> _Passage for review_

___

- Alcohol
Cookie was an alcoholic who never drank like a normal person. She also never wanted to stop. When she attended her first 12-step meeting, she experienced that same feeling of not belonging that had haunted her for as long as she could remember.
“I felt I was brought here from another planet, and someone was going to come get me,” she recalls. “No one liked me. Everybody hated me.”
Despite those negative feelings, Cookie also had a lot of dreams. She believed there wasn’t anything she couldn’t do, within reason. Raised in a wealthy family as an only child, there was a lot of time for dreaming and introspection. When she began using, her drug of choice was simply “more.”
In looking back at why she began using in the first place, she chalks it up to making choices back then that put her in situations that weren’t good for her. Not that there weren’t other contributing factors or pains that she was trying soothe. Her father drank and her mom had a mental illness problem, often leaving young Cookie to hang out with her building’s doorman.
“For a long time, I was convinced I had this problem because I grew up with an alcoholic father,” Cookie says. “After three husbands and six children, though, I realized I had a problem.”
It was a long and winding path that led her to that realization. She was convinced that having a child would make her life better and that motherhood would keep her from drinking. Then, it was love that she thought would fix all her problems. She met the man of her dreams, and they blended their families and moved to Long Island. There was only one problem: he was a child molester and abusive. Cookie didn’t find out her daughter had been abused until she ran away at age 17, adding to the list of hurts that she felt that she needed to self-medicate with substance abuse.

___

> _Dataset entries_
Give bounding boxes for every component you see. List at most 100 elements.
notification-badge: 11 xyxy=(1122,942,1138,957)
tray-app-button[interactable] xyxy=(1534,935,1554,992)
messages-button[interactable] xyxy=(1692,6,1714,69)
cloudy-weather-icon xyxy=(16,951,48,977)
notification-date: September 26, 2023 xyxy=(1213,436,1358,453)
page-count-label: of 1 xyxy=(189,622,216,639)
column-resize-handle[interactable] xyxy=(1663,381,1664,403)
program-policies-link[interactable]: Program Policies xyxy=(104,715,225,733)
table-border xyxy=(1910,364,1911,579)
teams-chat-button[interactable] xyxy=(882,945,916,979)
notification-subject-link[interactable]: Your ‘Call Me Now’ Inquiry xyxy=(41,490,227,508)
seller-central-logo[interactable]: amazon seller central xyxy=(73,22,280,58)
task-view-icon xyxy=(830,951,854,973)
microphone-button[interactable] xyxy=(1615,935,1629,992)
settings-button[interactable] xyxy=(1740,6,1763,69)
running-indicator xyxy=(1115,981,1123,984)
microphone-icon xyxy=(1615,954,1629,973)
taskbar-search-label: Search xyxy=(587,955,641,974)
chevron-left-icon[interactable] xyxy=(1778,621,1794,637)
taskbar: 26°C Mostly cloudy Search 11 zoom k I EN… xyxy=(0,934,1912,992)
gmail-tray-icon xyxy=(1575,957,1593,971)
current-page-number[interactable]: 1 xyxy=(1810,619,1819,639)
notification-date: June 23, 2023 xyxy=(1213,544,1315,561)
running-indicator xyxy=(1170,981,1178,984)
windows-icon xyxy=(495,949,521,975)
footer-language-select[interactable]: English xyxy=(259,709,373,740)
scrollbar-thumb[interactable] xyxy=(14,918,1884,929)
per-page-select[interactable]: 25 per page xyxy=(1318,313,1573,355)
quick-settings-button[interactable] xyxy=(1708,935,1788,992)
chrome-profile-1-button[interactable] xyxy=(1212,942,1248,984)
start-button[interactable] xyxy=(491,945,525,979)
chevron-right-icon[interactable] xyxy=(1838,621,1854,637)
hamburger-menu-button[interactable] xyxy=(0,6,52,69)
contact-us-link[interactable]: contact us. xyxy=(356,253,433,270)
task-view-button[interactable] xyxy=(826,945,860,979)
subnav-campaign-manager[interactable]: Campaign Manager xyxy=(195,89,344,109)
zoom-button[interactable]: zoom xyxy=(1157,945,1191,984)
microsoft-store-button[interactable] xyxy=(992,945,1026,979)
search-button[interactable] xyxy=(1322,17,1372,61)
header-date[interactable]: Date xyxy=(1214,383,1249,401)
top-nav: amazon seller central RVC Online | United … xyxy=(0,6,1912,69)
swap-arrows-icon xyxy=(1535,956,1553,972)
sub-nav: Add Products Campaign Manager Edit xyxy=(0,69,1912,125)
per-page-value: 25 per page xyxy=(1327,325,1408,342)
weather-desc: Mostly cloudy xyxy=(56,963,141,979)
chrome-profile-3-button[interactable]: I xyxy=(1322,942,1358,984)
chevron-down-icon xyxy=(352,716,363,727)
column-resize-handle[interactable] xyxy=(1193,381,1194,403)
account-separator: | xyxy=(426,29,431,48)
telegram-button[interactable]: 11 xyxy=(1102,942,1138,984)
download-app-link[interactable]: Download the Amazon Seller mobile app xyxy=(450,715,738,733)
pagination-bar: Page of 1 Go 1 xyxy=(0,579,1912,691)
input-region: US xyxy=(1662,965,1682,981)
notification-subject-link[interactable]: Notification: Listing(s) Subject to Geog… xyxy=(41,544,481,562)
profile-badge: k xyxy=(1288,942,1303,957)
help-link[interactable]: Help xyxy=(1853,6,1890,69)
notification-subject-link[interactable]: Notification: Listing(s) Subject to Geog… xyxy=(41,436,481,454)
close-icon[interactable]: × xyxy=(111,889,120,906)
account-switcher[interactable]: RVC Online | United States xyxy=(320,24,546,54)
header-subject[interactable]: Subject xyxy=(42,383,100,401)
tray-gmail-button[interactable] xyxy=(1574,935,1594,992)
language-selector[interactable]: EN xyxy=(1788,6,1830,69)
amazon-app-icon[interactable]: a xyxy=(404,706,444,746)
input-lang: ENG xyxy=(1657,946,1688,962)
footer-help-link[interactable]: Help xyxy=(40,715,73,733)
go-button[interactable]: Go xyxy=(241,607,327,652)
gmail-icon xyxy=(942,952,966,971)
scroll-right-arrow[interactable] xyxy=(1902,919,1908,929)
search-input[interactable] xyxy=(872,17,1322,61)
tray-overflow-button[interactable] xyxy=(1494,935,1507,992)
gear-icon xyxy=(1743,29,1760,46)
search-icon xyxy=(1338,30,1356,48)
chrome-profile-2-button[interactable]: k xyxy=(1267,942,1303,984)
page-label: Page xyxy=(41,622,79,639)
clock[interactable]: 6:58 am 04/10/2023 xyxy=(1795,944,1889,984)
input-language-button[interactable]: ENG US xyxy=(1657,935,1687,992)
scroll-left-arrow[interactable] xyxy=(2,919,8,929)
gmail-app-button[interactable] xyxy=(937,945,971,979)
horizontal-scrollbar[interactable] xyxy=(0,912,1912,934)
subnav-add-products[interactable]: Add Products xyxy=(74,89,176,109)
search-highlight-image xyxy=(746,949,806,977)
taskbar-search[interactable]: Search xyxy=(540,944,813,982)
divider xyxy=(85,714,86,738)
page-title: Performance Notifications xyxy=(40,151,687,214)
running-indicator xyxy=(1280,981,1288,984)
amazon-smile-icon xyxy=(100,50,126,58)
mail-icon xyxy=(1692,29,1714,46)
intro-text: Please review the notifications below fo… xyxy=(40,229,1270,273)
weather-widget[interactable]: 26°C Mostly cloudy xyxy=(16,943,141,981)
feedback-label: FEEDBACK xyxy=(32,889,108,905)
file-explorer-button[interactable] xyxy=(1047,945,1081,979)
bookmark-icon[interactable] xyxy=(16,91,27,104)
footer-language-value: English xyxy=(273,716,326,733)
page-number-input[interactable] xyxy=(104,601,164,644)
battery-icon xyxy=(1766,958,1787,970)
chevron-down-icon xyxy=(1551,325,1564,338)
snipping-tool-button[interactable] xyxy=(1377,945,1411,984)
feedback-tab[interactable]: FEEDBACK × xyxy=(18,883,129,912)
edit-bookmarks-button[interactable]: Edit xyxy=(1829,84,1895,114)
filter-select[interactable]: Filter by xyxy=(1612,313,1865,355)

___

> _Task item 1_
For each statement, say yes or no to whether it agrees with the passage about Cookie, and quote the words from the passage that decide it. (a) Cookie grew up as an only child. (b) Cookie's mother was the parent who drank. (c) Cookie learned her daughter had been abused before the daughter ran away.
> _Task item 2_
Translate this sentence from the passage about Cookie into Spanish: "She believed there wasn’t anything she couldn’t do, within reason."

> _Worked solution 1_
(a) Yes: "Raised in a wealthy family as an only child"
(b) No: "Her father drank and her mom had a mental illness problem"
(c) No: "Cookie didn’t find out her daughter had been abused until she ran away at age 17"

> _Worked solution 2_
Creía que no había nada que no pudiera hacer, dentro de lo razonable.